Eventually, the media scrutiny caused Caul to remove many of the freedoms he had given Milligan, and Milligan went into a downward spiral. His outbursts became too much for the Athens hospital, and he was transferred to Lima.
He stayed in state custody, bouncing between different hospitals. He returned to Athens once more and was involved in a shooting at the house of a hospital staff member. In 1986, he escaped from the Central Ohio Psychiatric Hospital and was on the run for several months before his arrest in Miami. He was discharged in 1988 and released from all state supervision in 1991.
“After he left the hospital and everybody sort of washed their hands of him, he kept getting into trouble in various locations and then dropped off the radar,” Malawista says.
Though Caul succeeded in fusing Milligan’s personalities in Athens, Milligan never amounted to much. He agreed to pay back the costs of his stays in Ohio hospitals, an amount that totaled about $450,000. He never paid the full amount and filed for bankruptcy while living in California. Eventually, he moved back to Ohio.
“Billy is integrated, he’s healed, or whatever, so what does he do?” Malawista says. “He does nothing with his life other than get in trouble down the line.”
Milligan died of cancer in an Ohio nursing home in 2014. He was 59.
Keyes also died in 2014, six months before Milligan. Caul died over 25 years earlier. Most of the key figures in this story are gone, yet many people haven’t forgotten Milligan.
But, the key question surrounding Milligan was never answered. Was he truly an abused and ill man or did he trick his doctors in order to avoid jail time?
“There was a lot of stuff swirling around Billy, and not just Billy, but the notion of multiple personalities,” Malawista says. “Everyone was looking for it, everybody wanted a patient who was multiple personality.”
Malawista says there was and still is debate about whether multiple personalities are real. It is, in his opinion, a very rare diagnosis.
“The notion that you have multiple personalities works better for me if there are [fewer personalities],” he says. “Why do you need all of these fragmented pieces? A couple I understand, but once you get beyond three, four, five? I don’t know.”
Malawista says he confronted Caul about Milligan’s behavior one day, and Caul dismissed him, saying Malawista didn’t believe in multiple personalities.
“I said OK, let’s grant that he’s a multiple personality, but as you’re integrating these personalities more and more, what we see is an antisocial, and we’re back to, ‘Here’s a guy that committed multiple rapes,’” he says. “[Milligan] was very good at drawing people in and then using them, which is a hallmark of psychopaths.”
Gail Fisher, a former OU graduate student and part-time photojournalist for the Athens Messenger at the time, had the opportunity to photograph Milligan during an interview organized by Caul. She says she didn’t notice anything out of the ordinary, though Caul claimed he had persuaded Milligan to switch personalities for the journalists.

Material supplied -

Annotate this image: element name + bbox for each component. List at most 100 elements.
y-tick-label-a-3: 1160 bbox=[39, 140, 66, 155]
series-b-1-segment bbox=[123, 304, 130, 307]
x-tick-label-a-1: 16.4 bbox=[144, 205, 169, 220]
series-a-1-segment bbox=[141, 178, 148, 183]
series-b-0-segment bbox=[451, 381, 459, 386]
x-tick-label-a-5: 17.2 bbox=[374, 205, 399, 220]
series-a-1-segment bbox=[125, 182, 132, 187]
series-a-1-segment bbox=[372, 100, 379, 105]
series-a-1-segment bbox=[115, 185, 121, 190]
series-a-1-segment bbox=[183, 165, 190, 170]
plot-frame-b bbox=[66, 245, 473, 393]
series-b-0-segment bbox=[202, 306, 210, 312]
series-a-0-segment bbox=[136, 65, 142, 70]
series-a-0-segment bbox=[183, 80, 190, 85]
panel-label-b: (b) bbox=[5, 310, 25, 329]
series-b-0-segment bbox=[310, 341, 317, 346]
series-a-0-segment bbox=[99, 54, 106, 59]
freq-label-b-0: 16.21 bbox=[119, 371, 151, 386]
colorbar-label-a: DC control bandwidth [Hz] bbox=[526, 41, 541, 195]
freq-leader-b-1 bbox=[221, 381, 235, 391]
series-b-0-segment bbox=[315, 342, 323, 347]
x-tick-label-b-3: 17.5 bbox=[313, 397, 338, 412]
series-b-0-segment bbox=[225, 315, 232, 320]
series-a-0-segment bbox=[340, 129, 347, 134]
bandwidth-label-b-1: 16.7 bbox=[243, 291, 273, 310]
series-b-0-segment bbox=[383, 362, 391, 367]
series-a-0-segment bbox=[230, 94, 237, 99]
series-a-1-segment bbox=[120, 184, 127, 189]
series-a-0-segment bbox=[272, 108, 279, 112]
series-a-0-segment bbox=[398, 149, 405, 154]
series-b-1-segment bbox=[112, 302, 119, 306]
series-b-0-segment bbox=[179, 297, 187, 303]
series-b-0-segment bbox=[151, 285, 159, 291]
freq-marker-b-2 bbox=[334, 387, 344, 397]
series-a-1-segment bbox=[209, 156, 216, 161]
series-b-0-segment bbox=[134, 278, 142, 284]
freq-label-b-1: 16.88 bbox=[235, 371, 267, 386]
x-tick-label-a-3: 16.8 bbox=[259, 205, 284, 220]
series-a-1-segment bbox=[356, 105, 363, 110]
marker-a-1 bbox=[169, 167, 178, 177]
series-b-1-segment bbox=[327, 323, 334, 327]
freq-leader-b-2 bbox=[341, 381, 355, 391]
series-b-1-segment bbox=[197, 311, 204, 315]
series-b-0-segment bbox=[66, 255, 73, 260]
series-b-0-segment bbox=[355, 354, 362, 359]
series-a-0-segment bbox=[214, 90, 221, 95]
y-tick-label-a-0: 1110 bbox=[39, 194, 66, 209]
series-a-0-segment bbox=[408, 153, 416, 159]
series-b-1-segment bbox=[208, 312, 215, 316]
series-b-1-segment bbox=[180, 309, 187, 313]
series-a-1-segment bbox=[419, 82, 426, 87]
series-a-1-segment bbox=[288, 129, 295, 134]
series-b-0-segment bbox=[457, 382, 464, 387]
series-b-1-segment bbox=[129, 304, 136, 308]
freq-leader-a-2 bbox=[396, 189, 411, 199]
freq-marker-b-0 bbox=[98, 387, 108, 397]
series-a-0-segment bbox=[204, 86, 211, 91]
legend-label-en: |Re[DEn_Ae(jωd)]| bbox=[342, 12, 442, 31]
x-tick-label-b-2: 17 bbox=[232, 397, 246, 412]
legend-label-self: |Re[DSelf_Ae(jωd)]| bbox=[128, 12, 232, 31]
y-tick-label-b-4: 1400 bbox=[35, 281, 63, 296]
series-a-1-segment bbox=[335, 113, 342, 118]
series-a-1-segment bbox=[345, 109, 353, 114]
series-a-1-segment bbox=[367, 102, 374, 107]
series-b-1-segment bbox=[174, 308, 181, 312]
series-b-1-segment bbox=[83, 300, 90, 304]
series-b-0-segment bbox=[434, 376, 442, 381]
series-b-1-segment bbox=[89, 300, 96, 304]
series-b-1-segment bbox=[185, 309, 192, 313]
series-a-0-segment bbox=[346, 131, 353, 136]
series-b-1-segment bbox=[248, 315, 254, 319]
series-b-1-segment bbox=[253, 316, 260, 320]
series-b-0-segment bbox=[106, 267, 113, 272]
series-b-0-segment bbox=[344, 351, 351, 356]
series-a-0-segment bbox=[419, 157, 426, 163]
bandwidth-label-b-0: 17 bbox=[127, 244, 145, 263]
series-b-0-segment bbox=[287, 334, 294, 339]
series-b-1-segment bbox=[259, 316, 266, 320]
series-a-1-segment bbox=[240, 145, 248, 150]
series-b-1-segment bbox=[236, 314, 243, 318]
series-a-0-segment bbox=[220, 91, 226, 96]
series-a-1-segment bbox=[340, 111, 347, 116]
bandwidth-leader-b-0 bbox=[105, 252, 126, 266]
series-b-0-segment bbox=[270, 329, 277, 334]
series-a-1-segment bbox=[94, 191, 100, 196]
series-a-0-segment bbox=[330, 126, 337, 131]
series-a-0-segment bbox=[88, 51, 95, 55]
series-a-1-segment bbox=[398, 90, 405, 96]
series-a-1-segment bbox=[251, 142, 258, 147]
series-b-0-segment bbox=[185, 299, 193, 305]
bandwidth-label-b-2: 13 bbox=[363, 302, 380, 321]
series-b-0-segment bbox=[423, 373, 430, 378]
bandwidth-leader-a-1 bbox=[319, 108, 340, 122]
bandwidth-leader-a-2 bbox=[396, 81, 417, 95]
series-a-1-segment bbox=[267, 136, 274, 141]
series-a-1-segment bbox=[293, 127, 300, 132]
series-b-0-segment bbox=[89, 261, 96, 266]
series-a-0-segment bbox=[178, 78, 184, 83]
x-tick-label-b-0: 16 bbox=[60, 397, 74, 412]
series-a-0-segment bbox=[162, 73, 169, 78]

Problem to solve - Decide whether each statement below agrees with the text about Milligan, and for each answer yes or no, quoting the deciding words from that text exactly. (a) In 1986 Milligan escaped from the Central Ohio Psychiatric Hospital and was later arrested in Miami. (b) Milligan paid back the full cost of his stays in Ohio hospitals. (c) Keyes died after Milligan.

Problem solution -
(a) Yes: "In 1986, he escaped from the Central Ohio Psychiatric Hospital and was on the run for several months before his arrest in Miami."
(b) No: "He never paid the full amount and filed for bankruptcy while living in California."
(c) No: "Keyes also died in 2014, six months before Milligan."